-- START OF Excerpted records --
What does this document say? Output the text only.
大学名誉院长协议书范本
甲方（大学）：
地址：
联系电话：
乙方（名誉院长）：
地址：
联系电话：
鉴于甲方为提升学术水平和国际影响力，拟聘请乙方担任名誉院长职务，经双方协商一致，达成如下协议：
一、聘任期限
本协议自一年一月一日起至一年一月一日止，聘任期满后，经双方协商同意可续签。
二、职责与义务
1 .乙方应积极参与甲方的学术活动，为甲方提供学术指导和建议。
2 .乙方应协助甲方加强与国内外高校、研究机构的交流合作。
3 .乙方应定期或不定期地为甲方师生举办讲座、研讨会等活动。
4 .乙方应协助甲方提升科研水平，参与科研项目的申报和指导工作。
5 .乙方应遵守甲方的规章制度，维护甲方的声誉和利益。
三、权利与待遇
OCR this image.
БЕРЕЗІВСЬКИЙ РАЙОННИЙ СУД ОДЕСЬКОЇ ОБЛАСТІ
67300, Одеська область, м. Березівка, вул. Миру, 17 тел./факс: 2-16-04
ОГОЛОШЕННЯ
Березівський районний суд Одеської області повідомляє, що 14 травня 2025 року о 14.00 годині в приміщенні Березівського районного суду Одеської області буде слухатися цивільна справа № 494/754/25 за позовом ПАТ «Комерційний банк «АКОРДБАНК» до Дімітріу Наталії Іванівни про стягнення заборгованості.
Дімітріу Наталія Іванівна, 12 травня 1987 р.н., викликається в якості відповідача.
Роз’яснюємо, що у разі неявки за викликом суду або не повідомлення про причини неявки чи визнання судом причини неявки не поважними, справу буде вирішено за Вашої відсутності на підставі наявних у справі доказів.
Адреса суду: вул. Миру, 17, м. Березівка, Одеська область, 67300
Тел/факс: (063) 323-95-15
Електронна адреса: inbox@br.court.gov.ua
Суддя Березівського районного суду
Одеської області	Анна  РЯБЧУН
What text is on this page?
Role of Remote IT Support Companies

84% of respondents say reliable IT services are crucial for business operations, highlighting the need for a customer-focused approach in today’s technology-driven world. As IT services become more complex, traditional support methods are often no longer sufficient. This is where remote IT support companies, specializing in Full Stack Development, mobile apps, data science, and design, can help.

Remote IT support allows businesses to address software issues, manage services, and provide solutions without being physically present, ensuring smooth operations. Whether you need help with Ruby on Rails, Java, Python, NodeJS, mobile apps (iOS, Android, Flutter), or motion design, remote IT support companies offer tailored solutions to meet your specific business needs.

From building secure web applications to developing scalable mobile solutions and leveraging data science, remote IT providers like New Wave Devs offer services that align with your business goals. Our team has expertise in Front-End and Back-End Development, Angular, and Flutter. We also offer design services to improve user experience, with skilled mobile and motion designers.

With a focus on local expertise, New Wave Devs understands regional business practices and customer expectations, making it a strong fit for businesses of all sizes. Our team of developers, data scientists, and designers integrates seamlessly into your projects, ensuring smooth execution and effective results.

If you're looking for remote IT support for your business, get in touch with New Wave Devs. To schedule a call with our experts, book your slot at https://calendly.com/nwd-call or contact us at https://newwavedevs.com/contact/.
-- END OF Excerpted records --
- Aim of the exercise
Identify the lines above with the word "mobile". Copy them.

- Response
84% of respondents say reliable IT services are crucial for business operations, highlighting the need for a customer-focused approach in today’s technology-driven world. As IT services become more complex, traditional support methods are often no longer sufficient. This is where remote IT support companies, specializing in Full Stack Development, mobile apps, data science, and design, can help.
Remote IT support allows businesses to address software issues, manage services, and provide solutions without being physically present, ensuring smooth operations. Whether you need help with Ruby on Rails, Java, Python, NodeJS, mobile apps (iOS, Android, Flutter), or motion design, remote IT support companies offer tailored solutions to meet your specific business needs.
From building secure web applications to developing scalable mobile solutions and leveraging data science, remote IT providers like New Wave Devs offer services that align with your business goals. Our team has expertise in Front-End and Back-End Development, Angular, and Flutter. We also offer design services to improve user experience, with skilled mobile and motion designers.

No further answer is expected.